-------- Data entries

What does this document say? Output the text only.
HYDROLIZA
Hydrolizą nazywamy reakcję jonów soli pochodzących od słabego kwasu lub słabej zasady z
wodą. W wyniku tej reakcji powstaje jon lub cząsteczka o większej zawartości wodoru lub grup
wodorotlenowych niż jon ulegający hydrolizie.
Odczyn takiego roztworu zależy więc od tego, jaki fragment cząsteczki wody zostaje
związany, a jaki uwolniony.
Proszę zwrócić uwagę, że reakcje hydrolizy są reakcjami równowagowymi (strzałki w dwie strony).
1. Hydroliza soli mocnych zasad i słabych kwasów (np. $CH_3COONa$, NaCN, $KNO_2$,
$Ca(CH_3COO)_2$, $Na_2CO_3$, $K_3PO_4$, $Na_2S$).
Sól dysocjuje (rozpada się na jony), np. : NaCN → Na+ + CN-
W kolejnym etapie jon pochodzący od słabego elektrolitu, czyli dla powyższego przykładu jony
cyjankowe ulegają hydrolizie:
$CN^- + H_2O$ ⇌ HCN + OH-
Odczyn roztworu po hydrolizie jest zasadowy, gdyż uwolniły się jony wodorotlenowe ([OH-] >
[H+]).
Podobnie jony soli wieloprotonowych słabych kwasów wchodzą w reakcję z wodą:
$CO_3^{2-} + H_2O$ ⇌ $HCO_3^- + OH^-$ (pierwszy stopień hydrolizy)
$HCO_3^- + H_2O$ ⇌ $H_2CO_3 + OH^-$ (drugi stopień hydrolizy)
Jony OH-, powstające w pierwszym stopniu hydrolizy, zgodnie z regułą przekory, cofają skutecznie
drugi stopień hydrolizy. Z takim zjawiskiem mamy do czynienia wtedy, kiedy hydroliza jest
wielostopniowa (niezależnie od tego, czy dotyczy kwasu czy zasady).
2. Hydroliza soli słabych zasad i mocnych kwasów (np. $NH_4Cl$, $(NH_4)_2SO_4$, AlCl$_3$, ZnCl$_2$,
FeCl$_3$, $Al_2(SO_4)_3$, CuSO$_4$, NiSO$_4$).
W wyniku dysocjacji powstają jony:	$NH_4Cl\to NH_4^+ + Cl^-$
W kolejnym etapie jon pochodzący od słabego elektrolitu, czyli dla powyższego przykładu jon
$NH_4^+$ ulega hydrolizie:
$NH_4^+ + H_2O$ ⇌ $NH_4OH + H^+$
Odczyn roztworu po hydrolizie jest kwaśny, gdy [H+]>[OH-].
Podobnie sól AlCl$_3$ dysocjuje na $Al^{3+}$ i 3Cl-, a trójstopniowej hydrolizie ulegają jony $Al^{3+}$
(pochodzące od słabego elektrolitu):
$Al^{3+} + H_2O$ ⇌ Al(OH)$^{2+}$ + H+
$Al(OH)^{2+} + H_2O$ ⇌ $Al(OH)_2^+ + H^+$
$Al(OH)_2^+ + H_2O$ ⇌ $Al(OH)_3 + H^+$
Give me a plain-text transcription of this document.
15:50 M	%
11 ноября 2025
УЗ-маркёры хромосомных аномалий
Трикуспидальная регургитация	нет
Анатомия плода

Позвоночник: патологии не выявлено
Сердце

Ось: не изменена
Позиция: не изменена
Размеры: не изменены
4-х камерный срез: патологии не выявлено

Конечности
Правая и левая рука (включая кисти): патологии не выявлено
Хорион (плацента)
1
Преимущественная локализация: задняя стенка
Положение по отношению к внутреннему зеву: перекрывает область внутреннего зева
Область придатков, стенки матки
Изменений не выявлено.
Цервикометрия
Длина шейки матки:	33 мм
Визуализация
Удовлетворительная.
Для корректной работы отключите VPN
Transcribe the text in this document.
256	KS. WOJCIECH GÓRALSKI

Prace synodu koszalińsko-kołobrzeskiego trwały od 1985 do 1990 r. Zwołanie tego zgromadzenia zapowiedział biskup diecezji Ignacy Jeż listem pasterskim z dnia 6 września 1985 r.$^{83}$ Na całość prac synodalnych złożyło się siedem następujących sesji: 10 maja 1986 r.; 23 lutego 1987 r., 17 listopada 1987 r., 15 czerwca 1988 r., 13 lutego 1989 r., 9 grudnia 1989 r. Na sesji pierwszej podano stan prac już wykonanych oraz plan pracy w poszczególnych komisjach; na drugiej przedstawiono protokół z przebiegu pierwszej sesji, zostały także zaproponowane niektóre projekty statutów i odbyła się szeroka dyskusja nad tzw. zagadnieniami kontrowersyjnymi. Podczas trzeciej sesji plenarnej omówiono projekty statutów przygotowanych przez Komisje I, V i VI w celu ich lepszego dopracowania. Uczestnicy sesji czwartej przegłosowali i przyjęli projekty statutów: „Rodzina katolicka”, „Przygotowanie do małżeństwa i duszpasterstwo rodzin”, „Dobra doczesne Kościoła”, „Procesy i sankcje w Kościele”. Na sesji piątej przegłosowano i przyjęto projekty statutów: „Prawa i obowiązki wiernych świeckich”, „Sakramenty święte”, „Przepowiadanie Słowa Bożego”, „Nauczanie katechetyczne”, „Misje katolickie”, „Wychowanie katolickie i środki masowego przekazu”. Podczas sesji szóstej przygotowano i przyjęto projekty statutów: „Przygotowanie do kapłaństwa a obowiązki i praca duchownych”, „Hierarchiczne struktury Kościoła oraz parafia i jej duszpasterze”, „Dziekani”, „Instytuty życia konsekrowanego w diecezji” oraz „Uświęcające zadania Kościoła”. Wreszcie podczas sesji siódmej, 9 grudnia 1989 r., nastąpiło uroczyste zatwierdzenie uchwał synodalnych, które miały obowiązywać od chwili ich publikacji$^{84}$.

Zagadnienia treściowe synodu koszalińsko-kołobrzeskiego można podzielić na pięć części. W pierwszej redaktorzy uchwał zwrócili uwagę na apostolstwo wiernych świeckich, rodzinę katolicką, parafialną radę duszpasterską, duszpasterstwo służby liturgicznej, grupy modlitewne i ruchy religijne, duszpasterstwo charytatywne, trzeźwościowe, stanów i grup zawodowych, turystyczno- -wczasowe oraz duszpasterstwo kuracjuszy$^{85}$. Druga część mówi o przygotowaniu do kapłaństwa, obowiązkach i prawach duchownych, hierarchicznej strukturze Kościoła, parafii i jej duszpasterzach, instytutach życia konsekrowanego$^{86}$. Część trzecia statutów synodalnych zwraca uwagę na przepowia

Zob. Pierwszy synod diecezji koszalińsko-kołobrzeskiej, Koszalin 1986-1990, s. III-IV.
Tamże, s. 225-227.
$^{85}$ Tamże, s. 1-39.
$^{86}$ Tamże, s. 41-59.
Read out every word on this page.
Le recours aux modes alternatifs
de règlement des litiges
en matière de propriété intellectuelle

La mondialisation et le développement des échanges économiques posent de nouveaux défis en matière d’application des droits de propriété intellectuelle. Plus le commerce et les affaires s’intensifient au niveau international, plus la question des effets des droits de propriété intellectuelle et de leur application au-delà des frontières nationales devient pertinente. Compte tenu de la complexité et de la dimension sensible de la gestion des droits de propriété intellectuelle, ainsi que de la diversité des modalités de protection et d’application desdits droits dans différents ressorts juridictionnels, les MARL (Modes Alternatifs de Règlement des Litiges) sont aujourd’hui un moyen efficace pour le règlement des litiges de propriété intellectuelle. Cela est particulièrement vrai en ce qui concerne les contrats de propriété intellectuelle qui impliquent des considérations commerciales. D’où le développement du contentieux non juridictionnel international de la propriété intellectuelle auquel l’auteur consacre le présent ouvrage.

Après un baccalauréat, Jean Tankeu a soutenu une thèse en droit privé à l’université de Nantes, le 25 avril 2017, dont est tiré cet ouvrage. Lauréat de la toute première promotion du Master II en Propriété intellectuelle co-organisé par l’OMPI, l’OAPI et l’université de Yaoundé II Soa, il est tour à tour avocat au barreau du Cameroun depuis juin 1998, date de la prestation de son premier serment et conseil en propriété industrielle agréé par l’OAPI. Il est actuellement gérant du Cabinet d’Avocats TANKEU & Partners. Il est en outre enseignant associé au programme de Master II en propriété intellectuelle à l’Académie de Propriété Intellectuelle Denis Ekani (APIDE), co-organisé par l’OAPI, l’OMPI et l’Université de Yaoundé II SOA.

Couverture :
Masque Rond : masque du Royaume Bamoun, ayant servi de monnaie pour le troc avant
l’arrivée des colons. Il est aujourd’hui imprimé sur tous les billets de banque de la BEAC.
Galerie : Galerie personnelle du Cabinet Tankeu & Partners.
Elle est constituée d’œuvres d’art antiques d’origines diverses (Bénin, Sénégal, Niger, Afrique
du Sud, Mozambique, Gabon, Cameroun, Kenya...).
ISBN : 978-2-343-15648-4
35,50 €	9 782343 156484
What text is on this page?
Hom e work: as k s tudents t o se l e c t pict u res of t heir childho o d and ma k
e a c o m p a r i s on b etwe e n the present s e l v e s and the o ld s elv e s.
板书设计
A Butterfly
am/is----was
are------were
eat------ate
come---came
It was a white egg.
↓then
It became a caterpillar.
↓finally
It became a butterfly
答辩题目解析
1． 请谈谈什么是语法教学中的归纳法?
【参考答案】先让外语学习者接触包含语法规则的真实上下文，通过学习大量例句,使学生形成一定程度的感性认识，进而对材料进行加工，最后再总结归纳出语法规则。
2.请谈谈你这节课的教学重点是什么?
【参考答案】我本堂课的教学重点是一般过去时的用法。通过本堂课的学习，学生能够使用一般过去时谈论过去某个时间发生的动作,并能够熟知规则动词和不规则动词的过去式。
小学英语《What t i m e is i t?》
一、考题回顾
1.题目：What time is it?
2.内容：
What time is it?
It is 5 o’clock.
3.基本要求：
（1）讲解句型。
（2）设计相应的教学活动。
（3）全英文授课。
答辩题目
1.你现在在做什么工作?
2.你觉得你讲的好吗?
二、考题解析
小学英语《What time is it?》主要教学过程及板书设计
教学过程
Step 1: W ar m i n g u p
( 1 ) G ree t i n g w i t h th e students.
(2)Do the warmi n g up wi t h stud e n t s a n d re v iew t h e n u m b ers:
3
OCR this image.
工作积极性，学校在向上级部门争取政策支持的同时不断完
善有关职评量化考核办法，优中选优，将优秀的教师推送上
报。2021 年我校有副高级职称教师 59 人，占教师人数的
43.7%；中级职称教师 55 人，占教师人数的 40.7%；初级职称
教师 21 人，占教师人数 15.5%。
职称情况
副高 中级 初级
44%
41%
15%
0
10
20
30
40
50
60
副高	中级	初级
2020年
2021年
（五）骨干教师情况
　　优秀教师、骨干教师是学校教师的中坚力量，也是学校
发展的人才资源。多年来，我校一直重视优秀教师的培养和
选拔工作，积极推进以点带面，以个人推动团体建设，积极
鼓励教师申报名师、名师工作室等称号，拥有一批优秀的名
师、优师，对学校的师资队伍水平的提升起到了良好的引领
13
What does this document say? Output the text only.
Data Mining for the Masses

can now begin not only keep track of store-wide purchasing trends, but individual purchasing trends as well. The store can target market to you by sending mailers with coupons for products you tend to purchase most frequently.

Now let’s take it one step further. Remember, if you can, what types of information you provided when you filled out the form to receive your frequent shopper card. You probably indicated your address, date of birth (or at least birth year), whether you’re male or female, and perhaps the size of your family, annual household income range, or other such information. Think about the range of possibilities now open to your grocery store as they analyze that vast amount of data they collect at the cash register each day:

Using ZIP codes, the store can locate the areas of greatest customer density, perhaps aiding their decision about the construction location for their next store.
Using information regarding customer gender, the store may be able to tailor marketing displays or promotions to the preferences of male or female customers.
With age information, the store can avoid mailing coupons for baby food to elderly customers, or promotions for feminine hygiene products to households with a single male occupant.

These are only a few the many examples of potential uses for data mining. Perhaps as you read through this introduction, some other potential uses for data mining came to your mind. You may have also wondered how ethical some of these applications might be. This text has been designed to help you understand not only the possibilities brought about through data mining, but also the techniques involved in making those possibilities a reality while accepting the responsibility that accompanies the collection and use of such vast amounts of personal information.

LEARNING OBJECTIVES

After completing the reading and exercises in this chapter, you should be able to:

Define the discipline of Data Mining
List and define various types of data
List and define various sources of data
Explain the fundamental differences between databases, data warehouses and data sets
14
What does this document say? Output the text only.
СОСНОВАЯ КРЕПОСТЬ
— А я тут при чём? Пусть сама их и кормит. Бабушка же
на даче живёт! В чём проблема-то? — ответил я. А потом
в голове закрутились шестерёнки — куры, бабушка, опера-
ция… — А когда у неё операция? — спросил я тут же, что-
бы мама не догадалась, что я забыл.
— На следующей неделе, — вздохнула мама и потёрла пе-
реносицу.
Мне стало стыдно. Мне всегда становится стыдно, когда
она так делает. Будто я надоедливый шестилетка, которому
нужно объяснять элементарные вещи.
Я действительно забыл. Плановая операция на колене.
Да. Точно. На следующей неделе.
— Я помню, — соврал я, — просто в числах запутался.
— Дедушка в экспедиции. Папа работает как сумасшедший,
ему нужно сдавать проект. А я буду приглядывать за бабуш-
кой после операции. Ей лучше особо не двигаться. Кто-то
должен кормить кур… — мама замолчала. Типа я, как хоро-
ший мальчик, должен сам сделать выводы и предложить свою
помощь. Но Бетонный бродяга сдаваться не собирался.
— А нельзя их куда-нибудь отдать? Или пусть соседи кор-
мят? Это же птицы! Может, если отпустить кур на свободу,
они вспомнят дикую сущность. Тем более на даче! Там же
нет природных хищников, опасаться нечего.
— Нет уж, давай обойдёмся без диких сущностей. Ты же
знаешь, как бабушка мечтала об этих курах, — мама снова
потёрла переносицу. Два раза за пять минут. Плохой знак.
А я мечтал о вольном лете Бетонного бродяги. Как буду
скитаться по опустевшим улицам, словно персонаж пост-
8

----------------

Problem to solve:
Find the lines that include the string "Tamże", then copy each of them.

Exercise response:
Tamże, s. 225-227.
$^{85}$ Tamże, s. 1-39.
$^{86}$ Tamże, s. 41-59.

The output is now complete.